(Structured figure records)
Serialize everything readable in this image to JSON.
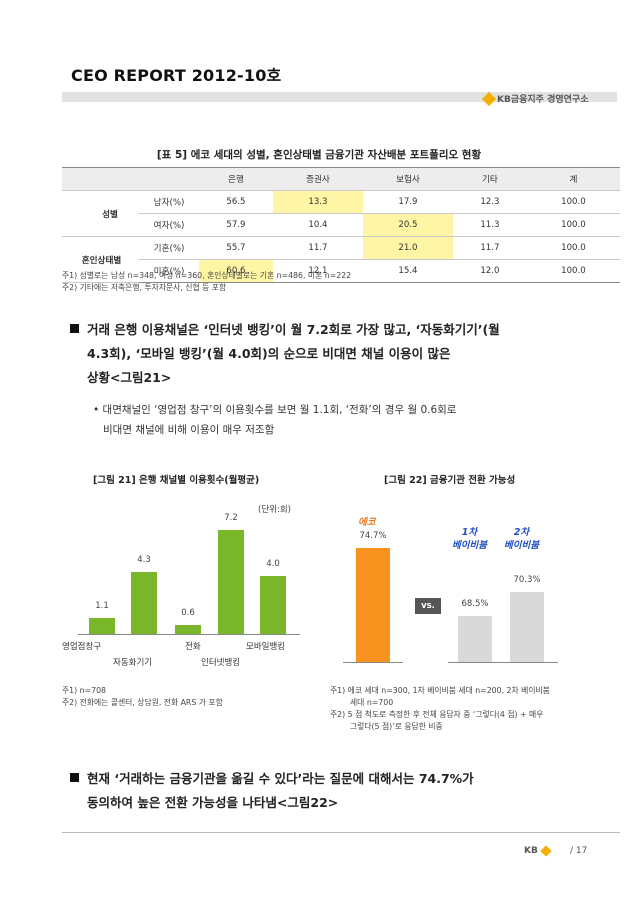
{
  "header": {
    "title": "CEO REPORT 2012-10호",
    "brand": "KB금융지주 경영연구소"
  },
  "table": {
    "title": "[표 5] 에코 세대의 성별, 혼인상태별 금융기관 자산배분 포트폴리오 현황",
    "columns": [
      "은행",
      "증권사",
      "보험사",
      "기타",
      "계"
    ],
    "groups": [
      {
        "label": "성별",
        "rows": [
          {
            "label": "남자(%)",
            "values": [
              "56.5",
              "13.3",
              "17.9",
              "12.3",
              "100.0"
            ],
            "highlight": [
              false,
              true,
              false,
              false,
              false
            ]
          },
          {
            "label": "여자(%)",
            "values": [
              "57.9",
              "10.4",
              "20.5",
              "11.3",
              "100.0"
            ],
            "highlight": [
              false,
              false,
              true,
              false,
              false
            ]
          }
        ]
      },
      {
        "label": "혼인상태별",
        "rows": [
          {
            "label": "기혼(%)",
            "values": [
              "55.7",
              "11.7",
              "21.0",
              "11.7",
              "100.0"
            ],
            "highlight": [
              false,
              false,
              true,
              false,
              false
            ]
          },
          {
            "label": "미혼(%)",
            "values": [
              "60.6",
              "12.1",
              "15.4",
              "12.0",
              "100.0"
            ],
            "highlight": [
              true,
              false,
              false,
              false,
              false
            ]
          }
        ]
      }
    ],
    "notes": [
      "주1) 성별로는 남성 n=348, 여성 n=360, 혼인상태별로는 기혼 n=486, 미혼 n=222",
      "주2) 기타에는 저축은행, 투자자문사, 신협 등 포함"
    ]
  },
  "paragraph1": {
    "lines": [
      "거래 은행 이용채널은 ‘인터넷 뱅킹’이 월 7.2회로 가장 많고, ‘자동화기기’(월",
      "4.3회), ‘모바일 뱅킹’(월 4.0회)의 순으로 비대면 채널 이용이 많은",
      "상황<그림21>"
    ],
    "sub_lines": [
      "• 대면채널인 ‘영업점 창구’의 이용횟수를 보면 월 1.1회, ‘전화’의 경우 월 0.6회로",
      "비대면 채널에 비해 이용이 매우 저조함"
    ]
  },
  "figure21": {
    "title": "[그림 21] 은행 채널별 이용횟수(월평균)",
    "unit": "(단위:회)",
    "notes": [
      "주1) n=708",
      "주2) 전화에는 콜센터, 상담원, 전화 ARS 가 포함"
    ]
  },
  "figure22": {
    "title": "[그림 22] 금융기관 전환 가능성",
    "vs": "vs.",
    "labels": [
      "에코",
      "1차\n베이비붐",
      "2차\n베이비붐"
    ],
    "notes": [
      "주1) 에코 세대 n=300, 1차 베이비붐 세대 n=200, 2차 베이비붐",
      "세대 n=700",
      "주2) 5 점 척도로 측정한 후 전체 응답자 중 ‘그렇다(4 점) + 매우",
      "그렇다(5 점)’로 응답한 비중"
    ]
  },
  "chart_data": [
    {
      "type": "bar",
      "title": "[그림 21] 은행 채널별 이용횟수(월평균)",
      "unit": "(단위:회)",
      "categories": [
        "영업점창구",
        "자동화기기",
        "전화",
        "인터넷뱅킹",
        "모바일뱅킹"
      ],
      "values": [
        1.1,
        4.3,
        0.6,
        7.2,
        4.0
      ],
      "color": "#7ab62a"
    },
    {
      "type": "bar",
      "title": "[그림 22] 금융기관 전환 가능성",
      "categories": [
        "에코",
        "1차 베이비붐",
        "2차 베이비붐"
      ],
      "values": [
        74.7,
        68.5,
        70.3
      ],
      "value_labels": [
        "74.7%",
        "68.5%",
        "70.3%"
      ],
      "colors": [
        "#f7931e",
        "#d9d9d9",
        "#d9d9d9"
      ]
    }
  ],
  "paragraph2": {
    "lines": [
      "현재 ‘거래하는 금융기관을 옮길 수 있다’라는 질문에 대해서는 74.7%가",
      "동의하여 높은 전환 가능성을 나타냄<그림22>"
    ]
  },
  "footer": {
    "brand": "KB",
    "page": "/ 17"
  }
}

--- TASK TO COMPLETE ---
Collect from the data above every line that includes "title".

--- RESULT OF THE EXERCISE ---
    "title": "CEO REPORT 2012-10호",
    "title": "[표 5] 에코 세대의 성별, 혼인상태별 금융기관 자산배분 포트폴리오 현황",
    "title": "[그림 21] 은행 채널별 이용횟수(월평균)",
    "title": "[그림 22] 금융기관 전환 가능성",
      "title": "[그림 21] 은행 채널별 이용횟수(월평균)",
      "title": "[그림 22] 금융기관 전환 가능성",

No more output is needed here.